Work to complete: Output each entry below as it stands, leaving out every picture.

::::

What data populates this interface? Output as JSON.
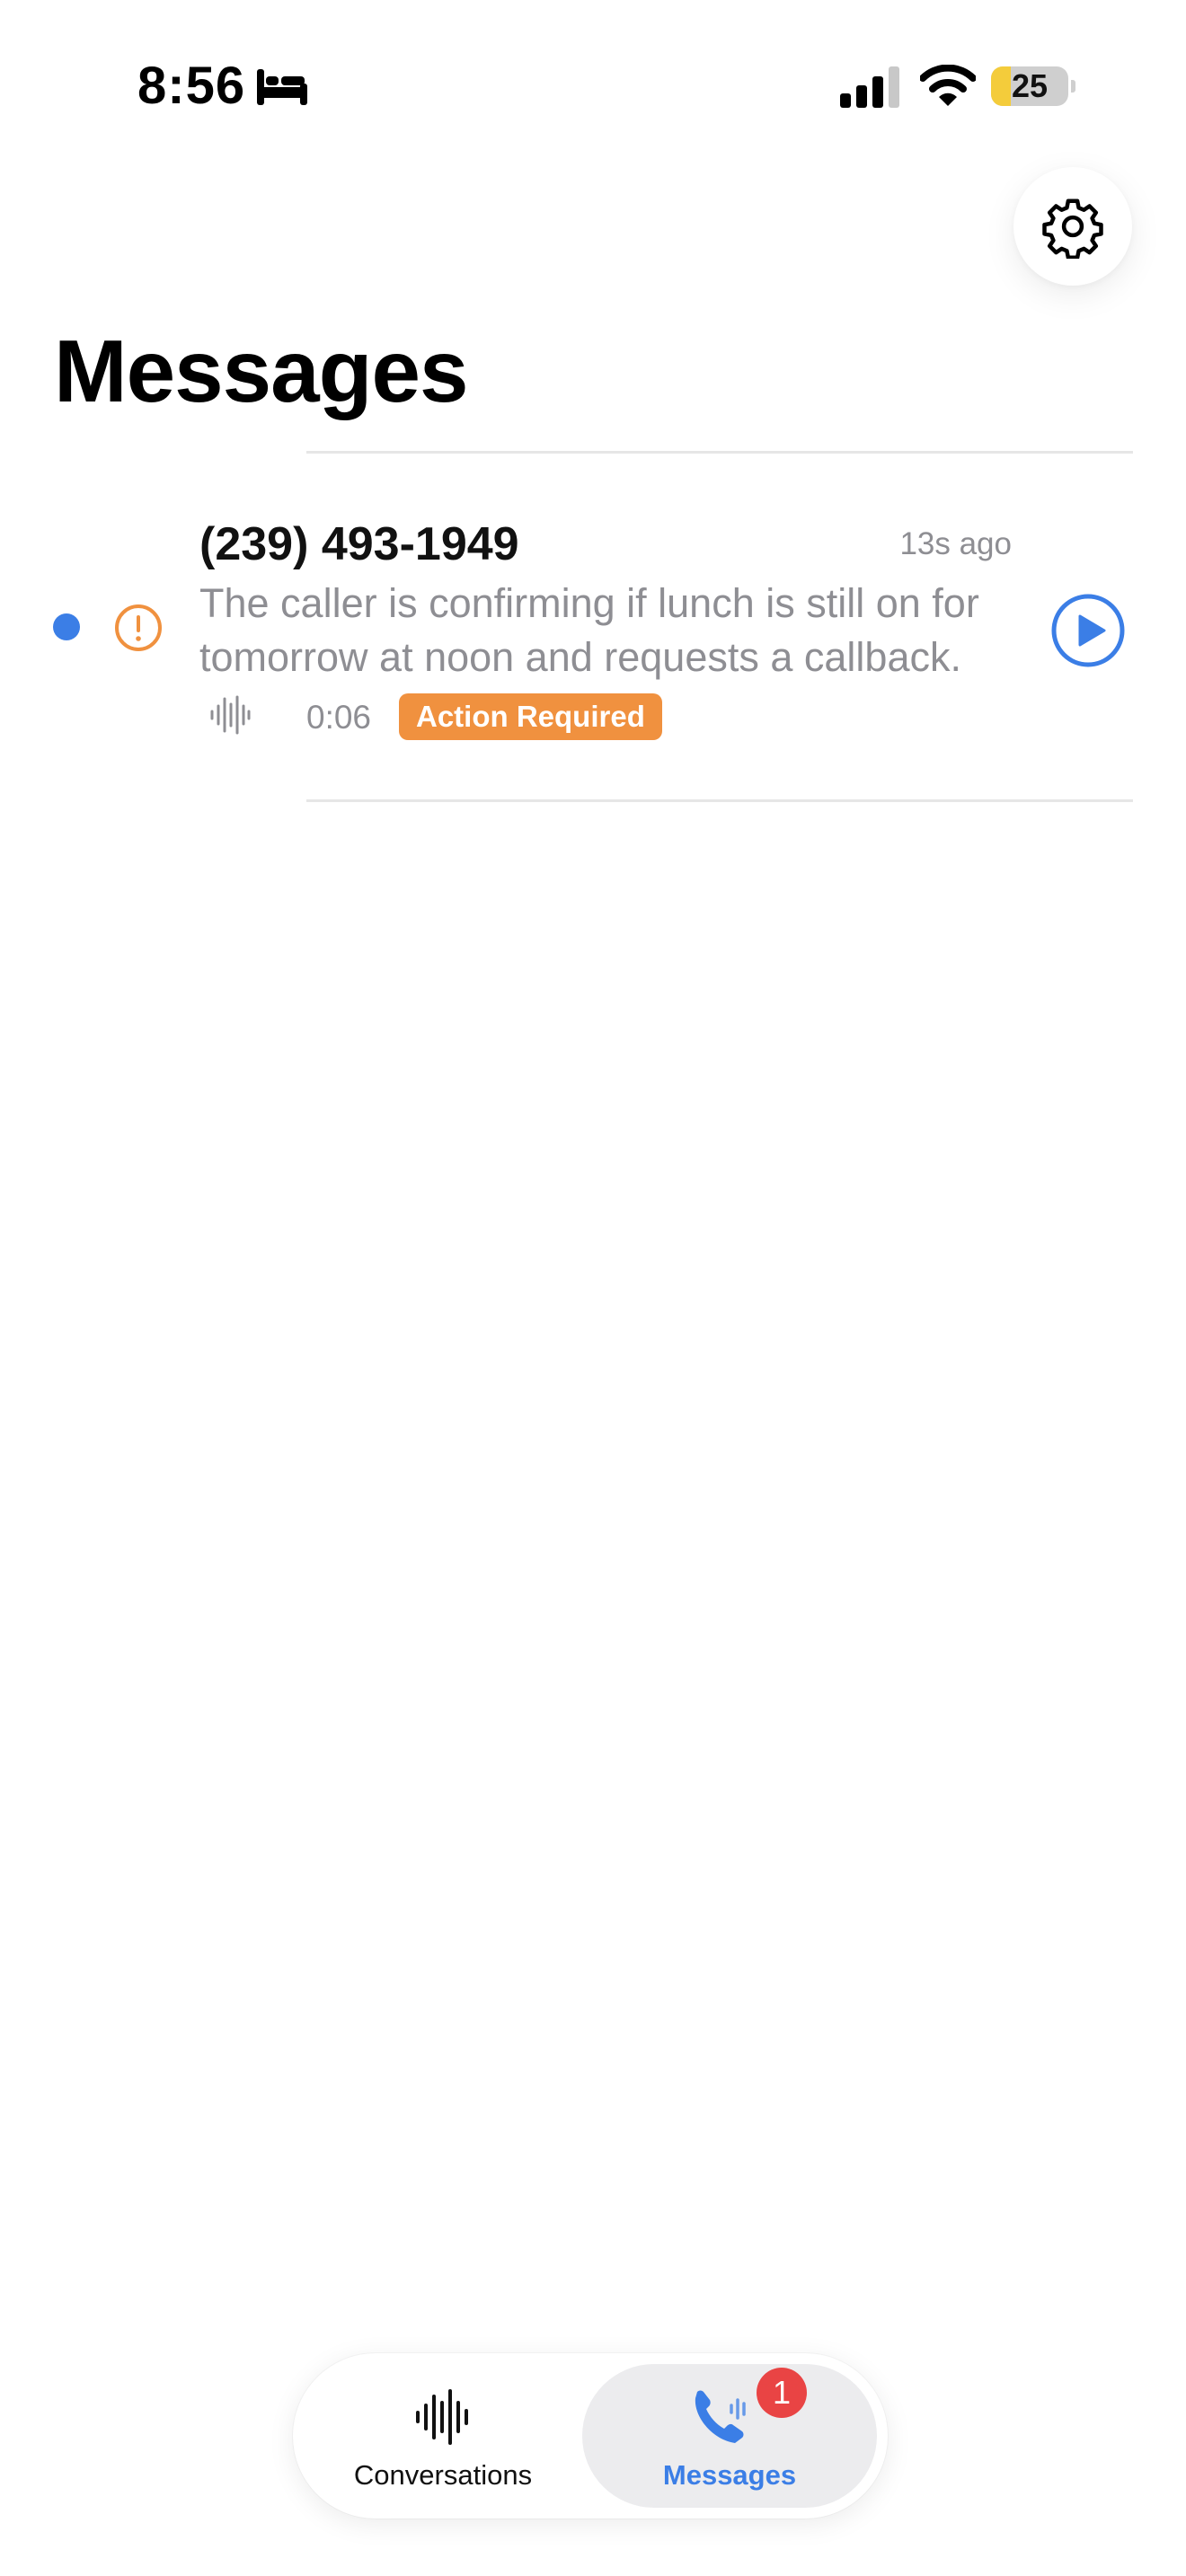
{
  "status_bar": {
    "time": "8:56",
    "focus_icon": "bed-icon",
    "signal_icon": "cellular-signal-icon",
    "wifi_icon": "wifi-icon",
    "battery_level": "25",
    "battery_fraction": 0.25,
    "battery_color": "#f4cc3b"
  },
  "header": {
    "settings_icon": "gear-icon",
    "title": "Messages"
  },
  "messages": [
    {
      "caller": "(239) 493-1949",
      "time_ago": "13s ago",
      "summary": "The caller is confirming if lunch is still on for tomorrow at noon and requests a callback.",
      "duration": "0:06",
      "status": "Action Required",
      "status_color": "#f0913f",
      "unread": true,
      "unread_color": "#3b7ee6",
      "alert_icon": "exclamation-circle-icon",
      "waveform_icon": "waveform-icon",
      "play_icon": "play-circle-icon"
    }
  ],
  "tab_bar": {
    "tabs": [
      {
        "label": "Conversations",
        "icon": "waveform-icon",
        "selected": false
      },
      {
        "label": "Messages",
        "icon": "phone-voicemail-icon",
        "selected": true,
        "badge": "1"
      }
    ],
    "accent_color": "#3b7ee6",
    "badge_color": "#e94444"
  }
}
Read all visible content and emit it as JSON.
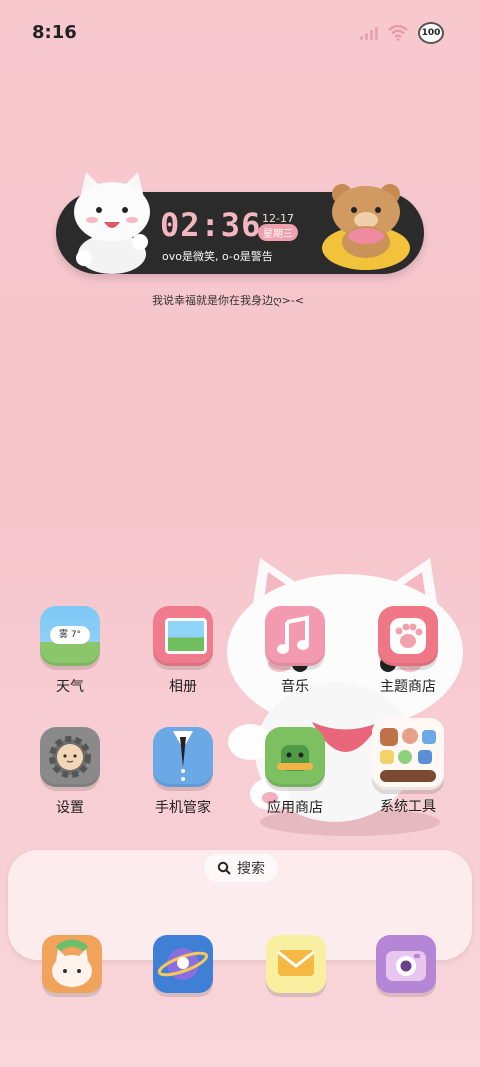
{
  "status": {
    "time": "8:16",
    "battery": "100"
  },
  "widget": {
    "clock": "02:36",
    "date": "12-17",
    "weekday": "星期三",
    "motto": "ovo是微笑, o-o是警告"
  },
  "tagline": "我说幸福就是你在我身边ღ>-<",
  "apps": [
    {
      "label": "天气",
      "icon": "weather-icon",
      "icon_text": "雾 7°"
    },
    {
      "label": "相册",
      "icon": "gallery-icon"
    },
    {
      "label": "音乐",
      "icon": "music-icon"
    },
    {
      "label": "主题商店",
      "icon": "theme-store-icon"
    },
    {
      "label": "设置",
      "icon": "settings-icon"
    },
    {
      "label": "手机管家",
      "icon": "phone-manager-icon"
    },
    {
      "label": "应用商店",
      "icon": "app-store-icon"
    },
    {
      "label": "系统工具",
      "icon": "system-tools-folder-icon"
    }
  ],
  "search": {
    "label": "搜索"
  },
  "dock": [
    {
      "icon": "phone-icon"
    },
    {
      "icon": "browser-icon"
    },
    {
      "icon": "messages-icon"
    },
    {
      "icon": "camera-icon"
    }
  ]
}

::::

Result for this exercise:
What data populates this interface? Output as JSON.
{
  "status_bar": {
    "time": "8:56",
    "focus_icon": "bed-icon",
    "signal_icon": "cellular-signal-icon",
    "wifi_icon": "wifi-icon",
    "battery_level": "25",
    "battery_fraction": 0.25,
    "battery_color": "#f4cc3b"
  },
  "header": {
    "settings_icon": "gear-icon",
    "title": "Messages"
  },
  "messages": [
    {
      "caller": "(239) 493-1949",
      "time_ago": "13s ago",
      "summary": "The caller is confirming if lunch is still on for tomorrow at noon and requests a callback.",
      "duration": "0:06",
      "status": "Action Required",
      "status_color": "#f0913f",
      "unread": true,
      "unread_color": "#3b7ee6",
      "alert_icon": "exclamation-circle-icon",
      "waveform_icon": "waveform-icon",
      "play_icon": "play-circle-icon"
    }
  ],
  "tab_bar": {
    "tabs": [
      {
        "label": "Conversations",
        "icon": "waveform-icon",
        "selected": false
      },
      {
        "label": "Messages",
        "icon": "phone-voicemail-icon",
        "selected": true,
        "badge": "1"
      }
    ],
    "accent_color": "#3b7ee6",
    "badge_color": "#e94444"
  }
}
Read all visible content and emit it as JSON.
{
  "status": {
    "time": "8:16",
    "battery": "100"
  },
  "widget": {
    "clock": "02:36",
    "date": "12-17",
    "weekday": "星期三",
    "motto": "ovo是微笑, o-o是警告"
  },
  "tagline": "我说幸福就是你在我身边ღ>-<",
  "apps": [
    {
      "label": "天气",
      "icon": "weather-icon",
      "icon_text": "雾 7°"
    },
    {
      "label": "相册",
      "icon": "gallery-icon"
    },
    {
      "label": "音乐",
      "icon": "music-icon"
    },
    {
      "label": "主题商店",
      "icon": "theme-store-icon"
    },
    {
      "label": "设置",
      "icon": "settings-icon"
    },
    {
      "label": "手机管家",
      "icon": "phone-manager-icon"
    },
    {
      "label": "应用商店",
      "icon": "app-store-icon"
    },
    {
      "label": "系统工具",
      "icon": "system-tools-folder-icon"
    }
  ],
  "search": {
    "label": "搜索"
  },
  "dock": [
    {
      "icon": "phone-icon"
    },
    {
      "icon": "browser-icon"
    },
    {
      "icon": "messages-icon"
    },
    {
      "icon": "camera-icon"
    }
  ]
}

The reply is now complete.